Exercise task » Continue the model engineering article on joining parts, beginning directly after its final sentence.

Getting Started In Model Engineering

3 - Joining The Parts Together

Now that you have all the parts nicely cut to size and finished to perfection they have to be joined together. There are plenty of methods to assemble a finished model but top of the list is probably the humble nut and bolt. Usually nuts and bolts are bought rather than made unless the model calls for something out of the usual like square nuts or dome headed bolts. Other common methods of joining parts are welding, brazing and a whole range of soldering methods. It is not unusual to find adhesives being used in modern engineering construction. and of course some models will require the use of rivets to maintain an authentic appearance.

Drilling Holes

Using nuts and bolts or studs with nut will involve making holes in the parts these may be either through holes or a tapped hole. Whilst it is quite possible to drill holes by hand with an old fashioned "egg-beater" hand drill, a drilling machine (drill press) or milling machine makes things much easier.

 

The cordless drill (1) has been around for many years (Black & Decker 1964) and is an extremely versatile and useful tool. No workshop should be without one for fixing shelves driving screws and general household duties. Drilling accurately placed and true holes with a cordless drill is not however particularly easy. It is possible to get a stand to fit most makes of drill but these are usually fairly flimsy affairs suited only for the lightest of work.

A better bet for the home workshop is a small bench mounted pillar drill (2) and this should probably be considered for the first machine purchase for the new workshop. Pillar drills come in all shapes and sizes from the micro for jewellery work to the industrial leviathan weighing in at lots of tonnes. The pillar supports the drill head and usually carries the motor and the drill table. A pillar drill may also be floor mounted just having a much taller pillar, this would probably be the norm in an industrial setting. For the home workshop pillar drills are available from less than £50.00 but the cheaper offerings tend to suffer from some common faults. Look particularly for the drill table being at 90° to the column and not flexing. The quill also needs to be free of sideways play and the belts easy to change. Most important the motor needs sufficient power, the Warco Drill illustrated (2) above has a 550W (¾HP) motor which is about the minimum for a drill of this size. Make sure also that the quill has a suitable internal taper like 2MT so that the chuck may be changed or larger drills fitted directly into the quill, some small bench drills have the chuck fitted directly to the quill which is not so useful. Some drill tables can rotate and tilt but I have never used the function on mine.

A variation on the standard pillar drill is the radial arm drill (3) which might be useful if you need to drill very wide items. The arm at the top of the pillar can slide back and forth to change the distance from quill to pillar. The head can also be rotated to allow drilling at an angle to the table. On larger industrial versions the overarm is a fixed length and the drill head incorporating gearbox and motor slides on ground ways some even have powered feed to move the head. A drawback to the smaller radial arm design like the Axminster drill illustrated (3) is the amount of space needed behind the pillar to clear the arm.

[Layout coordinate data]
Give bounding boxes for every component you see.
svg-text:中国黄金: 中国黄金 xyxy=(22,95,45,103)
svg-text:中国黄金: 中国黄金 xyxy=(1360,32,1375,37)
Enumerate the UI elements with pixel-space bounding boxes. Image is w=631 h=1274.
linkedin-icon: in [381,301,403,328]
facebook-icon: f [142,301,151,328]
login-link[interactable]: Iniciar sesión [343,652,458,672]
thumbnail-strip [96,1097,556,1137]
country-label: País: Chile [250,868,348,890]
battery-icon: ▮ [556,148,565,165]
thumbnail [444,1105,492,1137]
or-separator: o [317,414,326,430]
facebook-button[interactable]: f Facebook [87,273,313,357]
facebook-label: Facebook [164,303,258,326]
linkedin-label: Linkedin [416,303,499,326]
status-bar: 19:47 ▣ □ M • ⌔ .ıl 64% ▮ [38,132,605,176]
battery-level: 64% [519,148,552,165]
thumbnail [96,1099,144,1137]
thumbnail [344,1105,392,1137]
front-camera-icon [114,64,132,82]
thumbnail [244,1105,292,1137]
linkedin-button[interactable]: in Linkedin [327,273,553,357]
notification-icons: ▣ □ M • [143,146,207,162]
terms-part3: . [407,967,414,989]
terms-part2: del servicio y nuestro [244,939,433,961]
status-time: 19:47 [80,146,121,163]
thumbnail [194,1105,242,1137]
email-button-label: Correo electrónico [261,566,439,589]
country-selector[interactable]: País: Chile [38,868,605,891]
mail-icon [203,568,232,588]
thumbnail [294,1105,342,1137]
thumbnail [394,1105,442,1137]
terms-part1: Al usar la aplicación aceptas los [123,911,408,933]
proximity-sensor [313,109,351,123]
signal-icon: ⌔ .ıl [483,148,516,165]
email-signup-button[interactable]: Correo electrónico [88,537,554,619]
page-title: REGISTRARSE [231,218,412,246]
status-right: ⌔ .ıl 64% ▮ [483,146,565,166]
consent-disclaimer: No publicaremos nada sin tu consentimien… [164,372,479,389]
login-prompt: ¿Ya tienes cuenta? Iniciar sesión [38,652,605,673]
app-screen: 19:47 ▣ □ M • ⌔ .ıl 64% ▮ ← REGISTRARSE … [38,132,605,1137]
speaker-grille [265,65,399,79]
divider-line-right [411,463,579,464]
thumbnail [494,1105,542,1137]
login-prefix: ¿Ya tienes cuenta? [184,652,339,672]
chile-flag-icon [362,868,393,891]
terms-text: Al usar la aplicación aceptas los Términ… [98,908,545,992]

Answer to the exercise »
Tull Pillar Drill
4. Tull Heavy Duty Pillar Drill
twist drill sets
5. twist drill sets
 

The pillar drill at (4) is my venerable bench drill. It describes itself on the label as "Tull Heavy Duty Drill Machine 12 Speed". Well I don′t know about the duty bit but it is certainly heavy. It was the first machine I bought for the workshop about 40 years ago. The company doesn′t exist any longer but the drill still works, it is underpowered but gets the job done. I have added a NVR push button and a worklight (worklight project here) and is currently fitted with a keyless chuck. The drill stands with it′s back into the corner which save a bit of space. The drill table can tilt side to side but I have never used this function. One of the most useful features is the rack & pinion rise and fall mechanism which makes moving the table up and down nice and easy. On the table are two must have accessories a hold down clamp that I made (details here) and a drill vice. You should always clamp work securely to the table, sharp bits of metal spinning at several hundred RPM can be a bit scary!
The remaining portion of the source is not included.